==== Data in this exercise ====

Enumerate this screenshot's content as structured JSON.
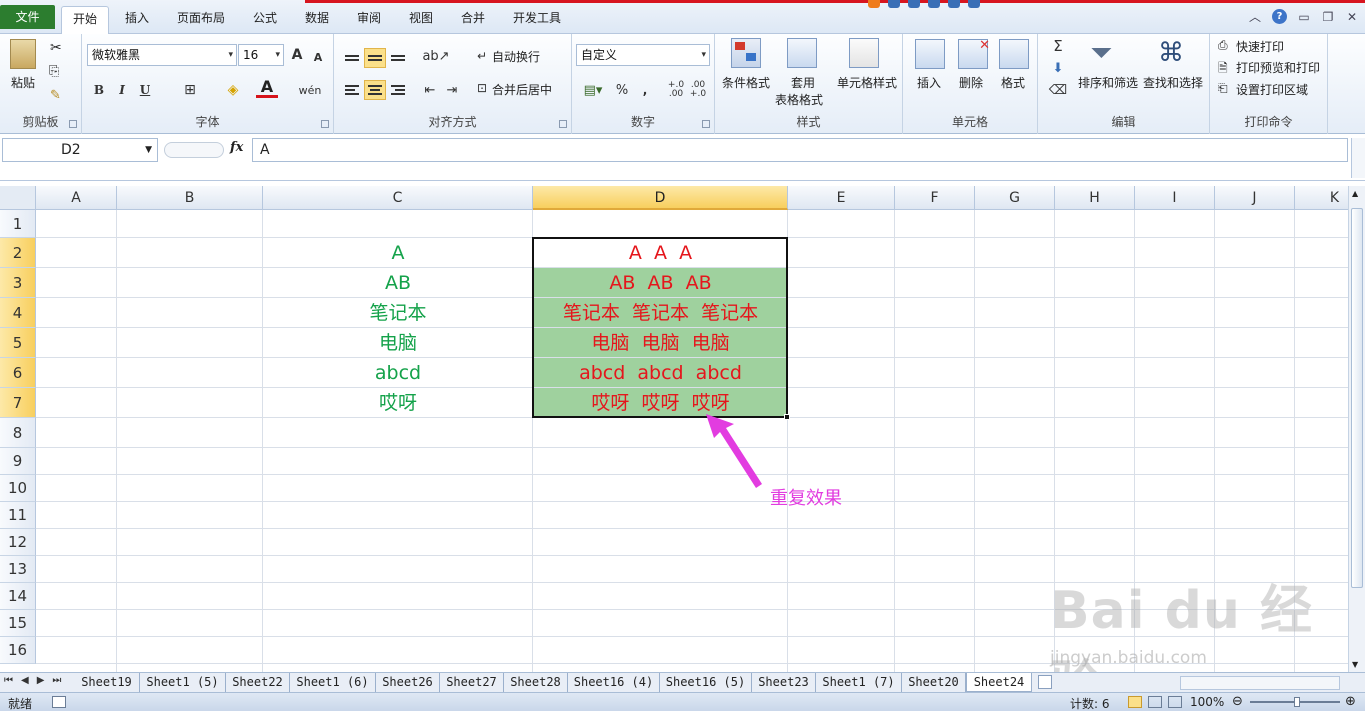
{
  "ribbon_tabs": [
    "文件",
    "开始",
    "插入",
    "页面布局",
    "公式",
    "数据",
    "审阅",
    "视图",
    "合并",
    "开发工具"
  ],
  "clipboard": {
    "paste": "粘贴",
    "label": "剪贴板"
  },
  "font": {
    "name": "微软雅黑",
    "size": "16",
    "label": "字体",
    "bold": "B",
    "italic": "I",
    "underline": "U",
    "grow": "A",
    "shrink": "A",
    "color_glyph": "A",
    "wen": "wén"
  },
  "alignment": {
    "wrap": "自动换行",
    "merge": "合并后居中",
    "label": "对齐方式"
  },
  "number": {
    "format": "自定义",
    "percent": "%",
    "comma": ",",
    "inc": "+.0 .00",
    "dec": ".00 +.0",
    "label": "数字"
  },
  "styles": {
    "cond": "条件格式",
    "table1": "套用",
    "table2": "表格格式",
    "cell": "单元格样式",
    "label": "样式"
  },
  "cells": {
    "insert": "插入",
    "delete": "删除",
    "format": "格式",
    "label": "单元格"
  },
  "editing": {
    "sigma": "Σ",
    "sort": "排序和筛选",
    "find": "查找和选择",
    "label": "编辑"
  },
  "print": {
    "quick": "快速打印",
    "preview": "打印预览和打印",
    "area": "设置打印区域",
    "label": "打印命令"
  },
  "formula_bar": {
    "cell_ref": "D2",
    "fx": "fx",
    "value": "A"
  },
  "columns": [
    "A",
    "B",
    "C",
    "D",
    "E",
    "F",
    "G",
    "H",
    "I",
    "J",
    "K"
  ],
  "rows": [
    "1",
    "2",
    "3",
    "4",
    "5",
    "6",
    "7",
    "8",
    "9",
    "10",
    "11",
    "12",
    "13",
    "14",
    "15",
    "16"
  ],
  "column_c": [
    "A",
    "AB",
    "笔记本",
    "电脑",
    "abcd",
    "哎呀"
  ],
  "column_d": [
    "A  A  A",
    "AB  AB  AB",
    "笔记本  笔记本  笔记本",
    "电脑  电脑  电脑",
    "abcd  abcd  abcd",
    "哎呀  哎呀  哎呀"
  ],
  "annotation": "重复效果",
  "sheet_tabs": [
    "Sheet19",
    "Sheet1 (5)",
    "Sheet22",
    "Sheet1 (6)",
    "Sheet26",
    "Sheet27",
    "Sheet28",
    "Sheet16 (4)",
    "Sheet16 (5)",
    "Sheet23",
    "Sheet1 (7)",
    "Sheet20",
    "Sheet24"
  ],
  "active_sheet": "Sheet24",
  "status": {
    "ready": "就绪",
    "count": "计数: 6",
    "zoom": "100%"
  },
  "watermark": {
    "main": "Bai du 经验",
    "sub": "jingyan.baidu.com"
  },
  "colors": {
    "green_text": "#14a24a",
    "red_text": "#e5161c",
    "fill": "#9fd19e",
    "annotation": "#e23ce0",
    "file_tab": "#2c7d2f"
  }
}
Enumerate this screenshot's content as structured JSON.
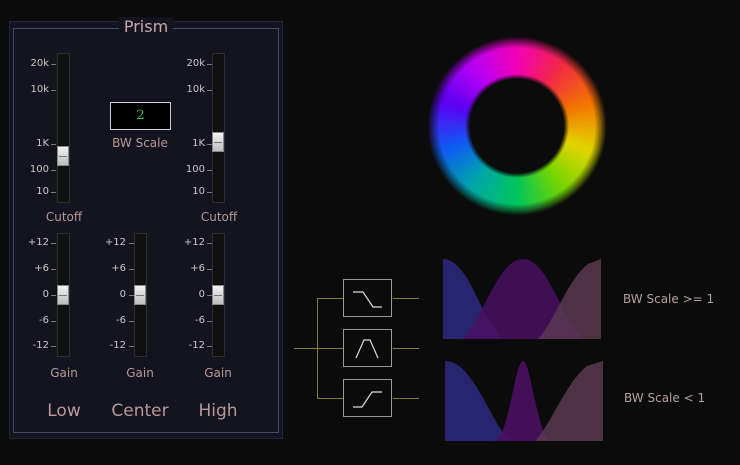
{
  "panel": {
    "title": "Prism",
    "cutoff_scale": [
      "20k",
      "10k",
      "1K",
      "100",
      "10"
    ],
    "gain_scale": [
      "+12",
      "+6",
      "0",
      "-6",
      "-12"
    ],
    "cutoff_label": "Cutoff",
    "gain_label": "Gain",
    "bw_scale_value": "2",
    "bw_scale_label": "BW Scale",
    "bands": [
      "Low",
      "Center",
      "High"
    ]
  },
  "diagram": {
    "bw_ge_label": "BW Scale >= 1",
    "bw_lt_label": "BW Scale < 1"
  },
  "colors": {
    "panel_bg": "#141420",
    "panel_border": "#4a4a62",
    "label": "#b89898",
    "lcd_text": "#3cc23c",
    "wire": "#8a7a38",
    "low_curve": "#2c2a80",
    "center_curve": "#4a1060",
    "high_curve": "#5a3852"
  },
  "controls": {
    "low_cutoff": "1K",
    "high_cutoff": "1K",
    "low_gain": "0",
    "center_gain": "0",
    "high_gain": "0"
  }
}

====

- _To be done_:
Repeat the data exactly, excluding the pictures.

- _Result of the task_:
Enumerate this screenshot's content as structured JSON.
{
  "ribbon_tabs": [
    "文件",
    "开始",
    "插入",
    "页面布局",
    "公式",
    "数据",
    "审阅",
    "视图",
    "合并",
    "开发工具"
  ],
  "clipboard": {
    "paste": "粘贴",
    "label": "剪贴板"
  },
  "font": {
    "name": "微软雅黑",
    "size": "16",
    "label": "字体",
    "bold": "B",
    "italic": "I",
    "underline": "U",
    "grow": "A",
    "shrink": "A",
    "color_glyph": "A",
    "wen": "wén"
  },
  "alignment": {
    "wrap": "自动换行",
    "merge": "合并后居中",
    "label": "对齐方式"
  },
  "number": {
    "format": "自定义",
    "percent": "%",
    "comma": ",",
    "inc": "+.0 .00",
    "dec": ".00 +.0",
    "label": "数字"
  },
  "styles": {
    "cond": "条件格式",
    "table1": "套用",
    "table2": "表格格式",
    "cell": "单元格样式",
    "label": "样式"
  },
  "cells": {
    "insert": "插入",
    "delete": "删除",
    "format": "格式",
    "label": "单元格"
  },
  "editing": {
    "sigma": "Σ",
    "sort": "排序和筛选",
    "find": "查找和选择",
    "label": "编辑"
  },
  "print": {
    "quick": "快速打印",
    "preview": "打印预览和打印",
    "area": "设置打印区域",
    "label": "打印命令"
  },
  "formula_bar": {
    "cell_ref": "D2",
    "fx": "fx",
    "value": "A"
  },
  "columns": [
    "A",
    "B",
    "C",
    "D",
    "E",
    "F",
    "G",
    "H",
    "I",
    "J",
    "K"
  ],
  "rows": [
    "1",
    "2",
    "3",
    "4",
    "5",
    "6",
    "7",
    "8",
    "9",
    "10",
    "11",
    "12",
    "13",
    "14",
    "15",
    "16"
  ],
  "column_c": [
    "A",
    "AB",
    "笔记本",
    "电脑",
    "abcd",
    "哎呀"
  ],
  "column_d": [
    "A  A  A",
    "AB  AB  AB",
    "笔记本  笔记本  笔记本",
    "电脑  电脑  电脑",
    "abcd  abcd  abcd",
    "哎呀  哎呀  哎呀"
  ],
  "annotation": "重复效果",
  "sheet_tabs": [
    "Sheet19",
    "Sheet1 (5)",
    "Sheet22",
    "Sheet1 (6)",
    "Sheet26",
    "Sheet27",
    "Sheet28",
    "Sheet16 (4)",
    "Sheet16 (5)",
    "Sheet23",
    "Sheet1 (7)",
    "Sheet20",
    "Sheet24"
  ],
  "active_sheet": "Sheet24",
  "status": {
    "ready": "就绪",
    "count": "计数: 6",
    "zoom": "100%"
  },
  "watermark": {
    "main": "Bai du 经验",
    "sub": "jingyan.baidu.com"
  },
  "colors": {
    "green_text": "#14a24a",
    "red_text": "#e5161c",
    "fill": "#9fd19e",
    "annotation": "#e23ce0",
    "file_tab": "#2c7d2f"
  }
}
Enumerate this screenshot's content as structured JSON.
{
  "panel": {
    "title": "Prism",
    "cutoff_scale": [
      "20k",
      "10k",
      "1K",
      "100",
      "10"
    ],
    "gain_scale": [
      "+12",
      "+6",
      "0",
      "-6",
      "-12"
    ],
    "cutoff_label": "Cutoff",
    "gain_label": "Gain",
    "bw_scale_value": "2",
    "bw_scale_label": "BW Scale",
    "bands": [
      "Low",
      "Center",
      "High"
    ]
  },
  "diagram": {
    "bw_ge_label": "BW Scale >= 1",
    "bw_lt_label": "BW Scale < 1"
  },
  "colors": {
    "panel_bg": "#141420",
    "panel_border": "#4a4a62",
    "label": "#b89898",
    "lcd_text": "#3cc23c",
    "wire": "#8a7a38",
    "low_curve": "#2c2a80",
    "center_curve": "#4a1060",
    "high_curve": "#5a3852"
  },
  "controls": {
    "low_cutoff": "1K",
    "high_cutoff": "1K",
    "low_gain": "0",
    "center_gain": "0",
    "high_gain": "0"
  }
}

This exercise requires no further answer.